• **WORK TO DO**: Filter the listing below, copying every line in which the word "programming" appears.

───── RAW DATA

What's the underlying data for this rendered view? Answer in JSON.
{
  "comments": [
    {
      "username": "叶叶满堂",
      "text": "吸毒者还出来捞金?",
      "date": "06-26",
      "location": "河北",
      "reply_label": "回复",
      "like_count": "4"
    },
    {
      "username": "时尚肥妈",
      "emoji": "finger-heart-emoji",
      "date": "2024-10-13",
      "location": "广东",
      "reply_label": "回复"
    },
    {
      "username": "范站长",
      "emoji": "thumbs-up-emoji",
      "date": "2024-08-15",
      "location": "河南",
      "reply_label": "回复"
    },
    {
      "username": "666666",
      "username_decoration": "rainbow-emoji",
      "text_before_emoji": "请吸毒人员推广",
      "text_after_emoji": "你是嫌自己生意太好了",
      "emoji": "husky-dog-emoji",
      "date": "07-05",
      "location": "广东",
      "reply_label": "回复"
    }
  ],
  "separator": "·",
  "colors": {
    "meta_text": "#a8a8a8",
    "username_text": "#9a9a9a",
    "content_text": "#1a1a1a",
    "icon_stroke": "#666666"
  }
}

──────────
───── RAW DATA

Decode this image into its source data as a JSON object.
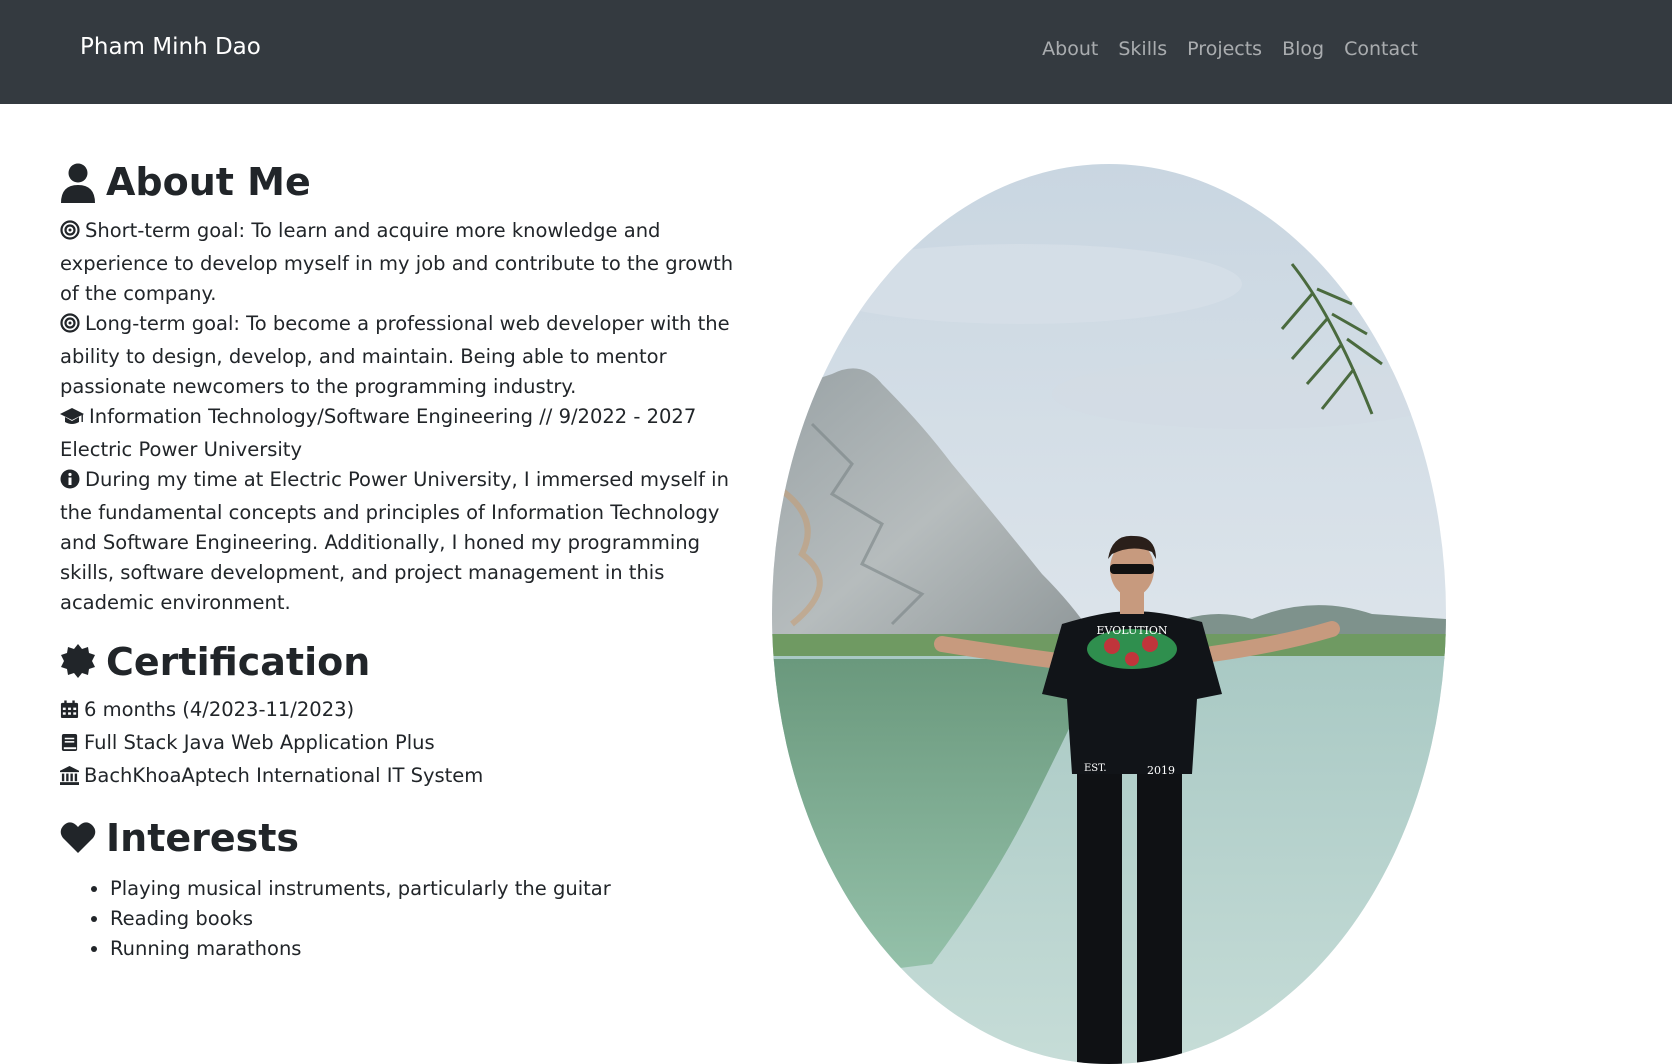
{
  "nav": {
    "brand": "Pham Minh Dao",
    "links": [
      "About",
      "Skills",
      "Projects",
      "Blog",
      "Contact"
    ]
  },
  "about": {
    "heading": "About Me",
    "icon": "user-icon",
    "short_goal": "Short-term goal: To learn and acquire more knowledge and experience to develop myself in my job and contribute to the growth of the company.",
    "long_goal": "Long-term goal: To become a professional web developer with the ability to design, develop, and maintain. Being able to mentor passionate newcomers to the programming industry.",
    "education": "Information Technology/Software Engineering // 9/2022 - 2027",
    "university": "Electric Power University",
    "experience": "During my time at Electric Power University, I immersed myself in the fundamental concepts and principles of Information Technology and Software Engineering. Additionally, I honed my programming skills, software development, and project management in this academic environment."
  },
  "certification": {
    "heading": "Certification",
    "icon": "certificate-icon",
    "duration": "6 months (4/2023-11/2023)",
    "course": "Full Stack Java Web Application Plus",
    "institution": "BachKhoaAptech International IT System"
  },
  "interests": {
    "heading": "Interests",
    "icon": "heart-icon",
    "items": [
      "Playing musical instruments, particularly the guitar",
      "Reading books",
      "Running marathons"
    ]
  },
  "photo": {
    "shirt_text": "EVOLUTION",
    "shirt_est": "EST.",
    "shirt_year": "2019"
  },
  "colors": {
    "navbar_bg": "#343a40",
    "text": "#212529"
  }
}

──────────

• **OUTPUT**:
    "long_goal": "Long-term goal: To become a professional web developer with the ability to design, develop, and maintain. Being able to mentor passionate newcomers to the programming industry.",
    "experience": "During my time at Electric Power University, I immersed myself in the fundamental concepts and principles of Information Technology and Software Engineering. Additionally, I honed my programming skills, software development, and project management in this academic environment."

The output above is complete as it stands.